[START]
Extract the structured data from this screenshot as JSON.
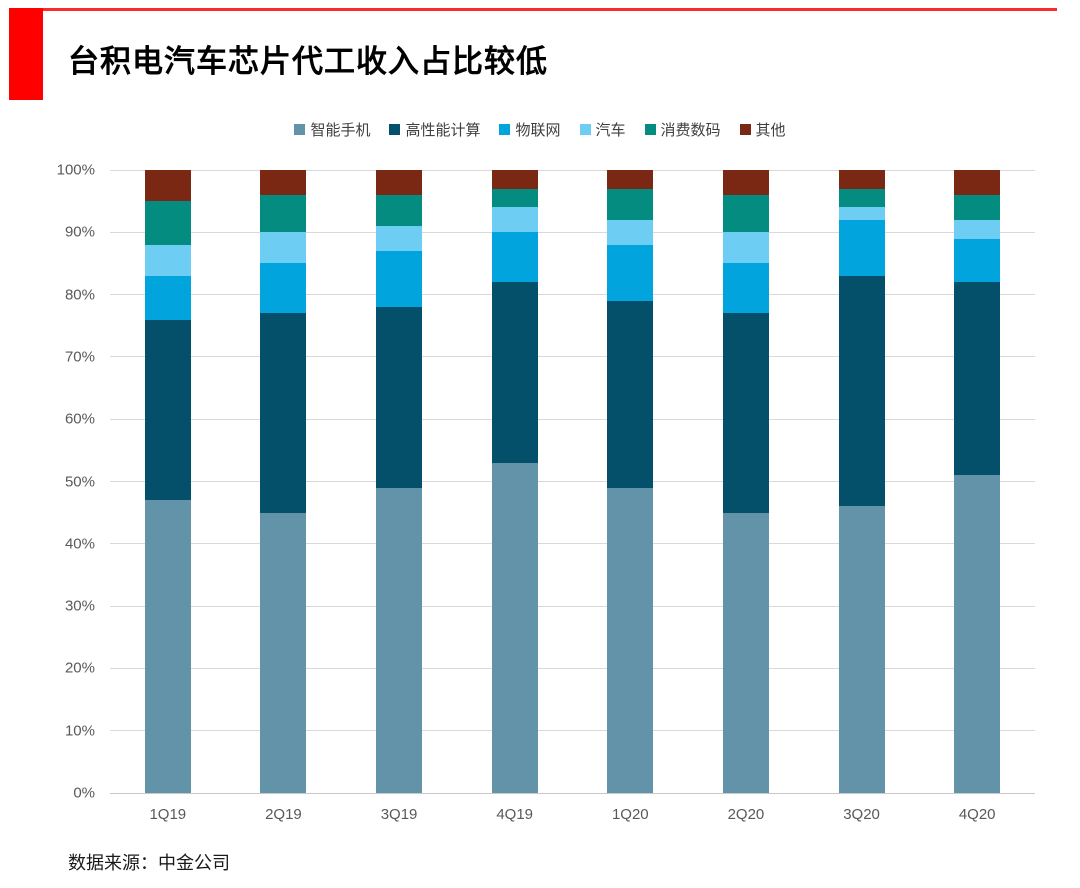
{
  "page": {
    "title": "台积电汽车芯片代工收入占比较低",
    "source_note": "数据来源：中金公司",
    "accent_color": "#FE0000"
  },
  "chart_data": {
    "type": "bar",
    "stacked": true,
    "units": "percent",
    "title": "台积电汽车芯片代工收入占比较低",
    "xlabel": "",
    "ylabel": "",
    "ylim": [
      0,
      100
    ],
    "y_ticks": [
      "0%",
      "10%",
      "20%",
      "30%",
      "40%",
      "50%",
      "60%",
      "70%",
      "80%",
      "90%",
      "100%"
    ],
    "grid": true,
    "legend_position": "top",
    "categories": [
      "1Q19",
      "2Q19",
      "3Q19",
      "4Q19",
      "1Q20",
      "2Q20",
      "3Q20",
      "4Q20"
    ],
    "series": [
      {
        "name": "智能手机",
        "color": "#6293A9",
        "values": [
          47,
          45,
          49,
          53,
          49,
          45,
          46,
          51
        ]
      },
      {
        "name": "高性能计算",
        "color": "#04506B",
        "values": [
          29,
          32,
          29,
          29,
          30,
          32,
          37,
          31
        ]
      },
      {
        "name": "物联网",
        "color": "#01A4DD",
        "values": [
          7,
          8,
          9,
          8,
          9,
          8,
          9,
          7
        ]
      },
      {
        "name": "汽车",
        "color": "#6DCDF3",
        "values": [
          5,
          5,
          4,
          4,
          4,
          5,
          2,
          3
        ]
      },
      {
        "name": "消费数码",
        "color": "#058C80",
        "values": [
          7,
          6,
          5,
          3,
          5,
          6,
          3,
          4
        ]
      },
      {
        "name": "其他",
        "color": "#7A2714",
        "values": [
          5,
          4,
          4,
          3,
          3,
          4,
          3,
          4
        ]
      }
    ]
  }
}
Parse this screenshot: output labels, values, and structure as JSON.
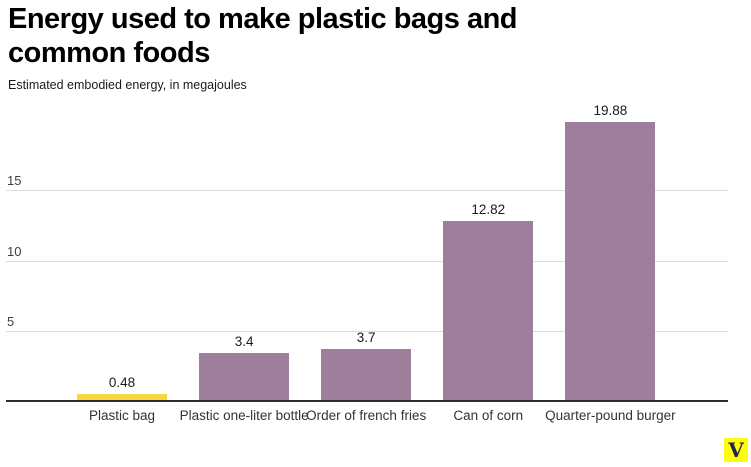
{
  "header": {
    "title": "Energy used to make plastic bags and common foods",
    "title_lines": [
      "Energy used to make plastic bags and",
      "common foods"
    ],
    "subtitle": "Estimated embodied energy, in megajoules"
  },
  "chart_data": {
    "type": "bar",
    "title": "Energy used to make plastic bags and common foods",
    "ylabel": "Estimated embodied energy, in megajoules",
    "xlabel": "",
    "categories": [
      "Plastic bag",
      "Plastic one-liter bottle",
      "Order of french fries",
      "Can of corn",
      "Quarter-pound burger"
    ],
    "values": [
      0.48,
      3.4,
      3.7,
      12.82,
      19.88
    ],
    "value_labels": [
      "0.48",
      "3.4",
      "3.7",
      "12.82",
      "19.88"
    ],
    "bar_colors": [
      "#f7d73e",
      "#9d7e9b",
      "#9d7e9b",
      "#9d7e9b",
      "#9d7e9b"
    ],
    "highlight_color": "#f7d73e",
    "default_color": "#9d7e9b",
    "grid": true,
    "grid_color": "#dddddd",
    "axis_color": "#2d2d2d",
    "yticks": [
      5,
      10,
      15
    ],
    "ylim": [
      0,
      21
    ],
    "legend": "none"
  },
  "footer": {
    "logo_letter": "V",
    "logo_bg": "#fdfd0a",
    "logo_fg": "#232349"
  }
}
[END]
__AIM OF THE EXERCISE__. Nothing but the lines from the line containing "Parse this screenshot: output" through the last line of the material may be output, and they must be copied exactly, without pictures.

__SOLUTION TO THE PROBLEM__.
Parse this screenshot: output labels, values, and structure as JSON.
{
  "header": {
    "title": "Energy used to make plastic bags and common foods",
    "title_lines": [
      "Energy used to make plastic bags and",
      "common foods"
    ],
    "subtitle": "Estimated embodied energy, in megajoules"
  },
  "chart_data": {
    "type": "bar",
    "title": "Energy used to make plastic bags and common foods",
    "ylabel": "Estimated embodied energy, in megajoules",
    "xlabel": "",
    "categories": [
      "Plastic bag",
      "Plastic one-liter bottle",
      "Order of french fries",
      "Can of corn",
      "Quarter-pound burger"
    ],
    "values": [
      0.48,
      3.4,
      3.7,
      12.82,
      19.88
    ],
    "value_labels": [
      "0.48",
      "3.4",
      "3.7",
      "12.82",
      "19.88"
    ],
    "bar_colors": [
      "#f7d73e",
      "#9d7e9b",
      "#9d7e9b",
      "#9d7e9b",
      "#9d7e9b"
    ],
    "highlight_color": "#f7d73e",
    "default_color": "#9d7e9b",
    "grid": true,
    "grid_color": "#dddddd",
    "axis_color": "#2d2d2d",
    "yticks": [
      5,
      10,
      15
    ],
    "ylim": [
      0,
      21
    ],
    "legend": "none"
  },
  "footer": {
    "logo_letter": "V",
    "logo_bg": "#fdfd0a",
    "logo_fg": "#232349"
  }
}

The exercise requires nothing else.